The task — Where a line in the listing contains the string "Energy", copy that line out.

Data for this exercise —
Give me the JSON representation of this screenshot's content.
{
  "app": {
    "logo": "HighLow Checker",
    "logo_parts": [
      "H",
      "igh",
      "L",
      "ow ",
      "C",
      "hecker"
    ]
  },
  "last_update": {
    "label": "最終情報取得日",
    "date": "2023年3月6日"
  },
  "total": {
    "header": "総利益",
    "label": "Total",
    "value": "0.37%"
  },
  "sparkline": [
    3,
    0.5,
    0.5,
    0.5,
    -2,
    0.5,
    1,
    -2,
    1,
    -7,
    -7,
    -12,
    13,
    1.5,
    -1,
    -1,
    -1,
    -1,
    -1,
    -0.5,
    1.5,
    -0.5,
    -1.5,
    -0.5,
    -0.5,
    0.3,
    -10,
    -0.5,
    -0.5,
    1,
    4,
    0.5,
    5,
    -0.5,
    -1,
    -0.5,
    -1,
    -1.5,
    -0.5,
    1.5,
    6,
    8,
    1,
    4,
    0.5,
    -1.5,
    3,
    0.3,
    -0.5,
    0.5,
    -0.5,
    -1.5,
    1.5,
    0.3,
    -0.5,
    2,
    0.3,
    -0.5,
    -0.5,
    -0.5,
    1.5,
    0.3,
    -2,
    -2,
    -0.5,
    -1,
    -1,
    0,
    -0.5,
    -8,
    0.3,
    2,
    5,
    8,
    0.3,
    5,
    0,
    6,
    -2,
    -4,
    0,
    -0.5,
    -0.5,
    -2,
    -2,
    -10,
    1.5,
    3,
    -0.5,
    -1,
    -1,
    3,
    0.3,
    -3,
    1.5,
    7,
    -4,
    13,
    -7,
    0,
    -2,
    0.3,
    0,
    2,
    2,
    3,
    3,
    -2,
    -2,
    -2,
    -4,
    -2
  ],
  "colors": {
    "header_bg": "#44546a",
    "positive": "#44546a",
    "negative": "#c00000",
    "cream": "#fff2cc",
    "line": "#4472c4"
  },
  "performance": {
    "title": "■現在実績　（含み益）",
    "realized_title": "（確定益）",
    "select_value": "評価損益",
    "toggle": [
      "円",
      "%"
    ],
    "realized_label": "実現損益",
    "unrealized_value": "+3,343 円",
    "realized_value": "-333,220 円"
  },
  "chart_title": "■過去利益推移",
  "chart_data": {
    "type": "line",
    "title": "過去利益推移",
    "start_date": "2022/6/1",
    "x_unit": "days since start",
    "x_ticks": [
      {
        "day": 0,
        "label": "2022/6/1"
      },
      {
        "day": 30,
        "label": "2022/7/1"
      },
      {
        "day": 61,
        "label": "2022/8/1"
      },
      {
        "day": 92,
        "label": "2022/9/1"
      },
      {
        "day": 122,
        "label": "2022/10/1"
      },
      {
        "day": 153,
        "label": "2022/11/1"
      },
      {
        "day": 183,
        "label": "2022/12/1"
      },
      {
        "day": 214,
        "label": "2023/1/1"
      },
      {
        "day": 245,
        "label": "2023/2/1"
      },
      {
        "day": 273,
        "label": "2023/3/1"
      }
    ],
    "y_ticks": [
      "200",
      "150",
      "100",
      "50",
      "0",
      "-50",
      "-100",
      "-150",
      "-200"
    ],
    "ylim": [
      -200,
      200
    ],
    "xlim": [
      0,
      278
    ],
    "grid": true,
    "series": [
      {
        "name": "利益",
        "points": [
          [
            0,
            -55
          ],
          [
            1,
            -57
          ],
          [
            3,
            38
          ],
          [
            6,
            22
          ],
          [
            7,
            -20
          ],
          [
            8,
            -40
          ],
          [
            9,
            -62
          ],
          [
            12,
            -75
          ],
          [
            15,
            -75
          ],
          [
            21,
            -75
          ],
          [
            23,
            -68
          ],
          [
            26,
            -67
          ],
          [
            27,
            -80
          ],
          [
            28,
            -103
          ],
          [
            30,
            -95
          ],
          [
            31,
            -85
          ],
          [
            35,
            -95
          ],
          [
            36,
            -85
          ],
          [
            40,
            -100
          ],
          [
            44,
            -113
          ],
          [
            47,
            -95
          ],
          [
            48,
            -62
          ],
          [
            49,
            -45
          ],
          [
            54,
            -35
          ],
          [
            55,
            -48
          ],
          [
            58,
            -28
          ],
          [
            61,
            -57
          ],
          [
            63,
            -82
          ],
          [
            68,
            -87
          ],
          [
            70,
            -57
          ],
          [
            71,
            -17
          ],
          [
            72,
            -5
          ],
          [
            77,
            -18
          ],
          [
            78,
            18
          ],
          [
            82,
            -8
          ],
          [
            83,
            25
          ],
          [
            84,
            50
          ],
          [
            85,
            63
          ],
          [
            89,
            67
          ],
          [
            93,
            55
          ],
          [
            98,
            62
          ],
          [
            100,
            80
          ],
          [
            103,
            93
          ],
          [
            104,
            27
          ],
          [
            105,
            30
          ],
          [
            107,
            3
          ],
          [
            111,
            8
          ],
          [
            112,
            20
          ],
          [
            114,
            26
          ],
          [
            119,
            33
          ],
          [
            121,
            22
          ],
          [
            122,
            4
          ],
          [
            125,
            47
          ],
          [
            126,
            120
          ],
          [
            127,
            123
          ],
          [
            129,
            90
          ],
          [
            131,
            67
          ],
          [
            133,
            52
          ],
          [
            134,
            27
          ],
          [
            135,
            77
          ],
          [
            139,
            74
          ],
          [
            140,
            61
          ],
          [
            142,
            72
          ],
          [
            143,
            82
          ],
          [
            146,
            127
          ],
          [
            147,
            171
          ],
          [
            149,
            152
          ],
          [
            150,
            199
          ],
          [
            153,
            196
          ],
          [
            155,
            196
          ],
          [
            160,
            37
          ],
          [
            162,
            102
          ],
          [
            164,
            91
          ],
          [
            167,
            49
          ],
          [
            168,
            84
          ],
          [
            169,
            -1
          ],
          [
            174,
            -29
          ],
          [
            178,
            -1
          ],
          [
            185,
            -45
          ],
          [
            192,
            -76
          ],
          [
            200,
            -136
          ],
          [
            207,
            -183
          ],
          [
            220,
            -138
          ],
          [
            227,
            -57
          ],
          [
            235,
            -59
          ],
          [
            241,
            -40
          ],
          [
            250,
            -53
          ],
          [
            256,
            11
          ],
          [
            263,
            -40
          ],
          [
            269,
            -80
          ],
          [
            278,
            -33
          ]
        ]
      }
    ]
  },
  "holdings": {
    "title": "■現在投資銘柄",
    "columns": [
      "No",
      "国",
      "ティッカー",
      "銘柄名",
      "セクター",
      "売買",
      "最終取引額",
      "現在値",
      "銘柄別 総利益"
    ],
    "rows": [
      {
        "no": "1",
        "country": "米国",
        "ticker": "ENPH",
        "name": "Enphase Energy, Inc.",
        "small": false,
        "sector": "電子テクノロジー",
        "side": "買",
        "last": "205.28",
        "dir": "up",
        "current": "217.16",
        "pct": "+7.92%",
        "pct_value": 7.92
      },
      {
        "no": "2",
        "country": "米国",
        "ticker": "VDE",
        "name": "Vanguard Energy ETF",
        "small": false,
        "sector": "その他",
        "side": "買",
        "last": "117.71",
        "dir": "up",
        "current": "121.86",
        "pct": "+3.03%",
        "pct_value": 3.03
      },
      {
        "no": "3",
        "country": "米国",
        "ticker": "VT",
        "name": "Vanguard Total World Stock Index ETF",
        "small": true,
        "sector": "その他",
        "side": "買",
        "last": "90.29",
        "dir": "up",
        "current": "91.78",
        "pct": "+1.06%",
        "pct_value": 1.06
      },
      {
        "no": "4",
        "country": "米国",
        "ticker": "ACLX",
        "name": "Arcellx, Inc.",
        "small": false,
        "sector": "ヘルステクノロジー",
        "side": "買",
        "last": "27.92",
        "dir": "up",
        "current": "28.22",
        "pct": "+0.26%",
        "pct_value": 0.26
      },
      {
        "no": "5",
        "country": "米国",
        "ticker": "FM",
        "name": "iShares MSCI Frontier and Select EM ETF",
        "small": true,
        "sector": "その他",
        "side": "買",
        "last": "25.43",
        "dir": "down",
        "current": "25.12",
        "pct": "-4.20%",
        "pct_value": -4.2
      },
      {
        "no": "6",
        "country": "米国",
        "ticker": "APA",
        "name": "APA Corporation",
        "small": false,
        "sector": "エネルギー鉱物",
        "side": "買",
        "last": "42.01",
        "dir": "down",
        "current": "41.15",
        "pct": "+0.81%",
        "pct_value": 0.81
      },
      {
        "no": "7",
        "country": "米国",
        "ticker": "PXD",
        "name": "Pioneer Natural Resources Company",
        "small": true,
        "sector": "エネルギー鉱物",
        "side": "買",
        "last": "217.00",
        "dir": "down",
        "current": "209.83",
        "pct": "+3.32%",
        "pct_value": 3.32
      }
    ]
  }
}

Full answer —
        "name": "Enphase Energy, Inc.",
        "name": "Vanguard Energy ETF",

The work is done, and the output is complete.